Stored items:

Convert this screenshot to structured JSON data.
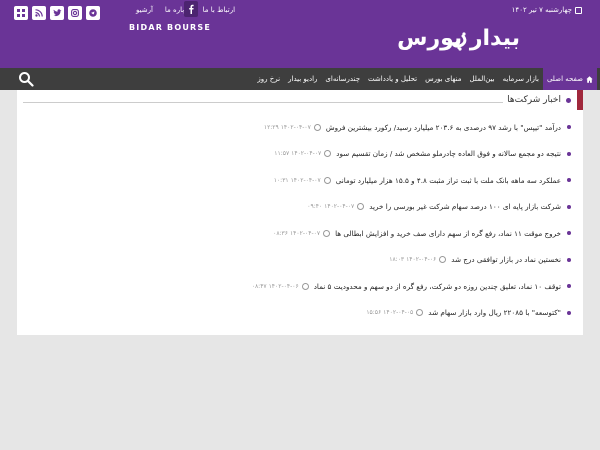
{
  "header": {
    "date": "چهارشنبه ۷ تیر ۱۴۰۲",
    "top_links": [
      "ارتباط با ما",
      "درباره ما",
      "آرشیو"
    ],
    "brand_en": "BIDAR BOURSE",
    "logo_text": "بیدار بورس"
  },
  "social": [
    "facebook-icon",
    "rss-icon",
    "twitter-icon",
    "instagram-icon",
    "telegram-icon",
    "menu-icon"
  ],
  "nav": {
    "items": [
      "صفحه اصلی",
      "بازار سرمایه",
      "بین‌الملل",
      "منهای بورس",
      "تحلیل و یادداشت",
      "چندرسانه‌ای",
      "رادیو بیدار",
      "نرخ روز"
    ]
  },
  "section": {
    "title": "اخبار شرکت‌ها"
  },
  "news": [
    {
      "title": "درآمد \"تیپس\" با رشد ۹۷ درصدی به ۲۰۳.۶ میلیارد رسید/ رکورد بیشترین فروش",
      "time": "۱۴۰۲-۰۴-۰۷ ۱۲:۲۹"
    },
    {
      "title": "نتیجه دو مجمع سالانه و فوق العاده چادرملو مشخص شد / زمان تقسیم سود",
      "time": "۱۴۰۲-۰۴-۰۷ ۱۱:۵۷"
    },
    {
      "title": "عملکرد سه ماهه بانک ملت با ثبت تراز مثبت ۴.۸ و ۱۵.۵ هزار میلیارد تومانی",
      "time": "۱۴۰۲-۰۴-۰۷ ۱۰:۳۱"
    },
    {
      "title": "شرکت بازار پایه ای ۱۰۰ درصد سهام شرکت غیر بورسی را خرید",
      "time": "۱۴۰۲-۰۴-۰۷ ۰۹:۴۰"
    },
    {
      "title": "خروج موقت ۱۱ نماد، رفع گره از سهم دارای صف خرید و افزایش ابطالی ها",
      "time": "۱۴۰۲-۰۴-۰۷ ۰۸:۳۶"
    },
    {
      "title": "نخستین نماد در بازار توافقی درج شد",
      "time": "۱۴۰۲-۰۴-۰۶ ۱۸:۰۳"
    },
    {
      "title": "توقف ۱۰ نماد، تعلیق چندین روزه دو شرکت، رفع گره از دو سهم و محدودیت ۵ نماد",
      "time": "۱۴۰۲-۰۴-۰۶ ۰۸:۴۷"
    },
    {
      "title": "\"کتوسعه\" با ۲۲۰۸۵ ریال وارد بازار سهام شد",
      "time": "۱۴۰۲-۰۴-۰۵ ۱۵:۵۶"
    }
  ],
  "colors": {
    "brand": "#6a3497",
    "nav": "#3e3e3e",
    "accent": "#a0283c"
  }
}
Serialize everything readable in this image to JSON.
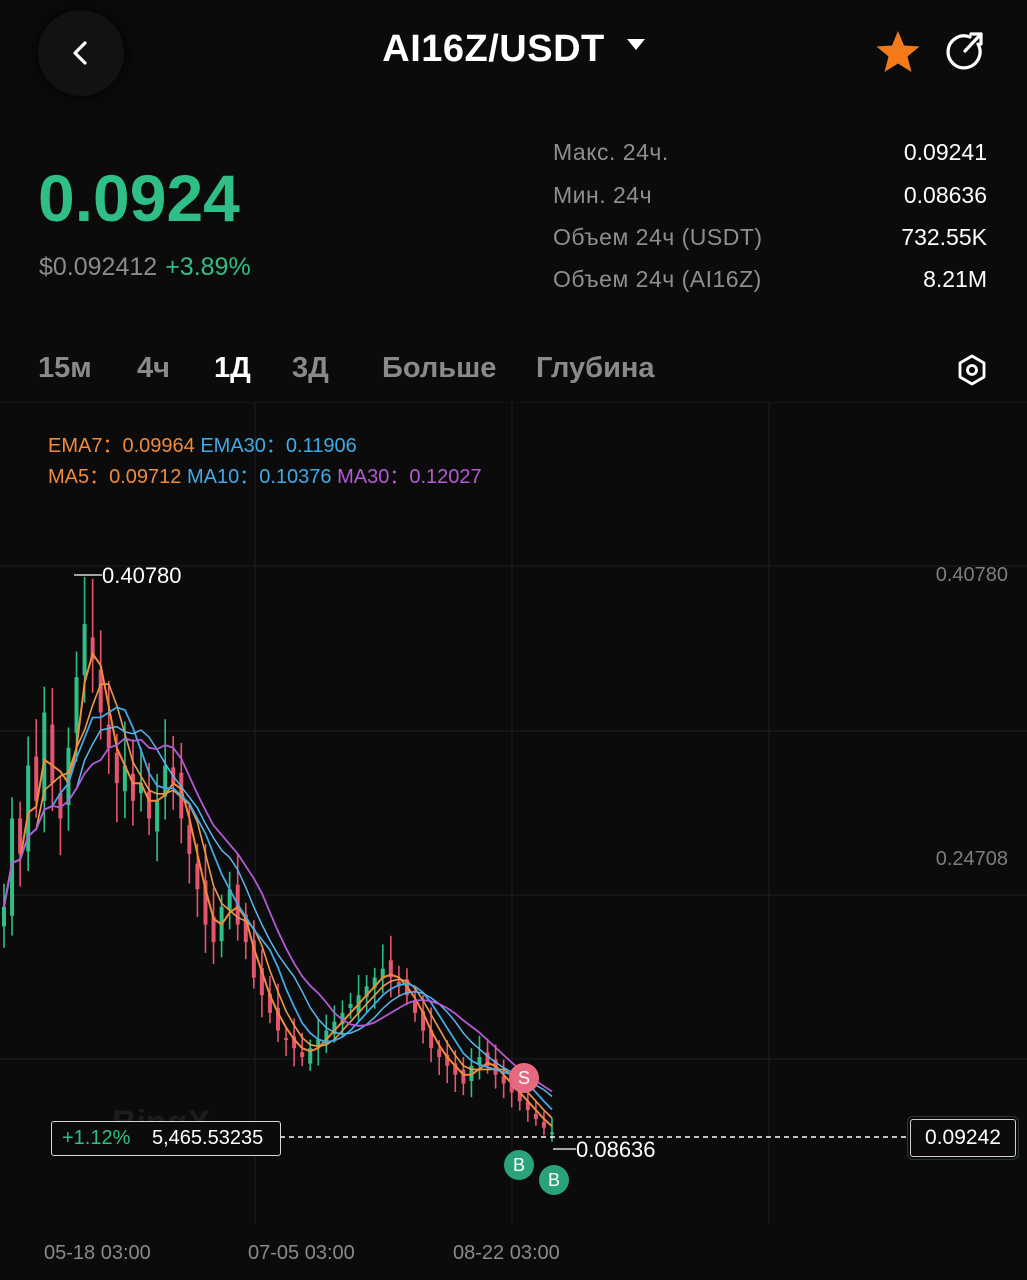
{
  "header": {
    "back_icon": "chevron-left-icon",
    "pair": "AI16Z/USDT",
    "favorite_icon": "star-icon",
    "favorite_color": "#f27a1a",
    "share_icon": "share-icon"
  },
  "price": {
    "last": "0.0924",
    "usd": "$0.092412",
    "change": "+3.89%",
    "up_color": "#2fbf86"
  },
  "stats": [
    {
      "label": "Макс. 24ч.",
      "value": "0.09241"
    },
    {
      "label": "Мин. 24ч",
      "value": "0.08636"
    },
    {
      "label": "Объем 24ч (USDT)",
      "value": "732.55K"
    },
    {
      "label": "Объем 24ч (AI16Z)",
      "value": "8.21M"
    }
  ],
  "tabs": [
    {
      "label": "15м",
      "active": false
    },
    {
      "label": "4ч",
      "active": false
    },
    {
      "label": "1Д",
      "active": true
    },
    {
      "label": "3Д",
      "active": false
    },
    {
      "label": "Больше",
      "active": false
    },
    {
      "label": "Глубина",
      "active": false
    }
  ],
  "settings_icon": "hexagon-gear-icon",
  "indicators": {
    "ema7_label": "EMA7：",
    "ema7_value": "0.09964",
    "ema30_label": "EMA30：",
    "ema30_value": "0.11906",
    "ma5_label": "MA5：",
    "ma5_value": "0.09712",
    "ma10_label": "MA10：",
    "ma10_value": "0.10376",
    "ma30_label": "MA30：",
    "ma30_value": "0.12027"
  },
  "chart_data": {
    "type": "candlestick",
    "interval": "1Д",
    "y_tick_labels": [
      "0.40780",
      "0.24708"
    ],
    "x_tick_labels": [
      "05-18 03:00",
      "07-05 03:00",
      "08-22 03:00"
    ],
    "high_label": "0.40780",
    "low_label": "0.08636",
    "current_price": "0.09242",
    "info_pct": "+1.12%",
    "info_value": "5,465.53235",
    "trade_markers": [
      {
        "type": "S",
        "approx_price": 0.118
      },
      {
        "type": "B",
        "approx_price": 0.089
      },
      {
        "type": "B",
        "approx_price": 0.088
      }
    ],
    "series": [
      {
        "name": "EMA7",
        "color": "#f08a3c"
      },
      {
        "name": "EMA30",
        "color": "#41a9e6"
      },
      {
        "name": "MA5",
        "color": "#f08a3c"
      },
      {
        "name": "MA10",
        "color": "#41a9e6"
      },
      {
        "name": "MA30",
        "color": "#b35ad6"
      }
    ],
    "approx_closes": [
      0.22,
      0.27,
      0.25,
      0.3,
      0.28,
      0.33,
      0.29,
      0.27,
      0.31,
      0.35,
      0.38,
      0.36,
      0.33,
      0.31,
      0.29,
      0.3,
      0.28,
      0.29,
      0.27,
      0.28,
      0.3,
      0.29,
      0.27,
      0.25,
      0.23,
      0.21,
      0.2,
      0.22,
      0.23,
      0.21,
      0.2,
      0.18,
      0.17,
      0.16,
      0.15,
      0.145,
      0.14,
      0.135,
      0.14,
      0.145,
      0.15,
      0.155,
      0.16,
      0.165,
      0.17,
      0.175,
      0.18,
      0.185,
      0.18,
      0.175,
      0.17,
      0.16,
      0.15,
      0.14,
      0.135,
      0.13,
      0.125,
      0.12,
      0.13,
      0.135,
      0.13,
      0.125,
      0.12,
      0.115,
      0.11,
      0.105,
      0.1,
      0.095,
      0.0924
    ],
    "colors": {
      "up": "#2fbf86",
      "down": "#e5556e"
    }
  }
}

### SET PROBLEM
The listing above needs to be output again exactly. Don't include the pictures.

### PROBLEM SOLUTION
Convert this screenshot to structured JSON data.
{
  "header": {
    "date": "چهارشنبه ۷ تیر ۱۴۰۲",
    "top_links": [
      "ارتباط با ما",
      "درباره ما",
      "آرشیو"
    ],
    "brand_en": "BIDAR BOURSE",
    "logo_text": "بیدار بورس"
  },
  "social": [
    "facebook-icon",
    "rss-icon",
    "twitter-icon",
    "instagram-icon",
    "telegram-icon",
    "menu-icon"
  ],
  "nav": {
    "items": [
      "صفحه اصلی",
      "بازار سرمایه",
      "بین‌الملل",
      "منهای بورس",
      "تحلیل و یادداشت",
      "چندرسانه‌ای",
      "رادیو بیدار",
      "نرخ روز"
    ]
  },
  "section": {
    "title": "اخبار شرکت‌ها"
  },
  "news": [
    {
      "title": "درآمد \"تیپس\" با رشد ۹۷ درصدی به ۲۰۳.۶ میلیارد رسید/ رکورد بیشترین فروش",
      "time": "۱۴۰۲-۰۴-۰۷ ۱۲:۲۹"
    },
    {
      "title": "نتیجه دو مجمع سالانه و فوق العاده چادرملو مشخص شد / زمان تقسیم سود",
      "time": "۱۴۰۲-۰۴-۰۷ ۱۱:۵۷"
    },
    {
      "title": "عملکرد سه ماهه بانک ملت با ثبت تراز مثبت ۴.۸ و ۱۵.۵ هزار میلیارد تومانی",
      "time": "۱۴۰۲-۰۴-۰۷ ۱۰:۳۱"
    },
    {
      "title": "شرکت بازار پایه ای ۱۰۰ درصد سهام شرکت غیر بورسی را خرید",
      "time": "۱۴۰۲-۰۴-۰۷ ۰۹:۴۰"
    },
    {
      "title": "خروج موقت ۱۱ نماد، رفع گره از سهم دارای صف خرید و افزایش ابطالی ها",
      "time": "۱۴۰۲-۰۴-۰۷ ۰۸:۳۶"
    },
    {
      "title": "نخستین نماد در بازار توافقی درج شد",
      "time": "۱۴۰۲-۰۴-۰۶ ۱۸:۰۳"
    },
    {
      "title": "توقف ۱۰ نماد، تعلیق چندین روزه دو شرکت، رفع گره از دو سهم و محدودیت ۵ نماد",
      "time": "۱۴۰۲-۰۴-۰۶ ۰۸:۴۷"
    },
    {
      "title": "\"کتوسعه\" با ۲۲۰۸۵ ریال وارد بازار سهام شد",
      "time": "۱۴۰۲-۰۴-۰۵ ۱۵:۵۶"
    }
  ],
  "colors": {
    "brand": "#6a3497",
    "nav": "#3e3e3e",
    "accent": "#a0283c"
  }
}
Serialize everything readable in this image to JSON.
{
  "header": {
    "back_icon": "chevron-left-icon",
    "pair": "AI16Z/USDT",
    "favorite_icon": "star-icon",
    "favorite_color": "#f27a1a",
    "share_icon": "share-icon"
  },
  "price": {
    "last": "0.0924",
    "usd": "$0.092412",
    "change": "+3.89%",
    "up_color": "#2fbf86"
  },
  "stats": [
    {
      "label": "Макс. 24ч.",
      "value": "0.09241"
    },
    {
      "label": "Мин. 24ч",
      "value": "0.08636"
    },
    {
      "label": "Объем 24ч (USDT)",
      "value": "732.55K"
    },
    {
      "label": "Объем 24ч (AI16Z)",
      "value": "8.21M"
    }
  ],
  "tabs": [
    {
      "label": "15м",
      "active": false
    },
    {
      "label": "4ч",
      "active": false
    },
    {
      "label": "1Д",
      "active": true
    },
    {
      "label": "3Д",
      "active": false
    },
    {
      "label": "Больше",
      "active": false
    },
    {
      "label": "Глубина",
      "active": false
    }
  ],
  "settings_icon": "hexagon-gear-icon",
  "indicators": {
    "ema7_label": "EMA7：",
    "ema7_value": "0.09964",
    "ema30_label": "EMA30：",
    "ema30_value": "0.11906",
    "ma5_label": "MA5：",
    "ma5_value": "0.09712",
    "ma10_label": "MA10：",
    "ma10_value": "0.10376",
    "ma30_label": "MA30：",
    "ma30_value": "0.12027"
  },
  "chart_data": {
    "type": "candlestick",
    "interval": "1Д",
    "y_tick_labels": [
      "0.40780",
      "0.24708"
    ],
    "x_tick_labels": [
      "05-18 03:00",
      "07-05 03:00",
      "08-22 03:00"
    ],
    "high_label": "0.40780",
    "low_label": "0.08636",
    "current_price": "0.09242",
    "info_pct": "+1.12%",
    "info_value": "5,465.53235",
    "trade_markers": [
      {
        "type": "S",
        "approx_price": 0.118
      },
      {
        "type": "B",
        "approx_price": 0.089
      },
      {
        "type": "B",
        "approx_price": 0.088
      }
    ],
    "series": [
      {
        "name": "EMA7",
        "color": "#f08a3c"
      },
      {
        "name": "EMA30",
        "color": "#41a9e6"
      },
      {
        "name": "MA5",
        "color": "#f08a3c"
      },
      {
        "name": "MA10",
        "color": "#41a9e6"
      },
      {
        "name": "MA30",
        "color": "#b35ad6"
      }
    ],
    "approx_closes": [
      0.22,
      0.27,
      0.25,
      0.3,
      0.28,
      0.33,
      0.29,
      0.27,
      0.31,
      0.35,
      0.38,
      0.36,
      0.33,
      0.31,
      0.29,
      0.3,
      0.28,
      0.29,
      0.27,
      0.28,
      0.3,
      0.29,
      0.27,
      0.25,
      0.23,
      0.21,
      0.2,
      0.22,
      0.23,
      0.21,
      0.2,
      0.18,
      0.17,
      0.16,
      0.15,
      0.145,
      0.14,
      0.135,
      0.14,
      0.145,
      0.15,
      0.155,
      0.16,
      0.165,
      0.17,
      0.175,
      0.18,
      0.185,
      0.18,
      0.175,
      0.17,
      0.16,
      0.15,
      0.14,
      0.135,
      0.13,
      0.125,
      0.12,
      0.13,
      0.135,
      0.13,
      0.125,
      0.12,
      0.115,
      0.11,
      0.105,
      0.1,
      0.095,
      0.0924
    ],
    "colors": {
      "up": "#2fbf86",
      "down": "#e5556e"
    }
  }
}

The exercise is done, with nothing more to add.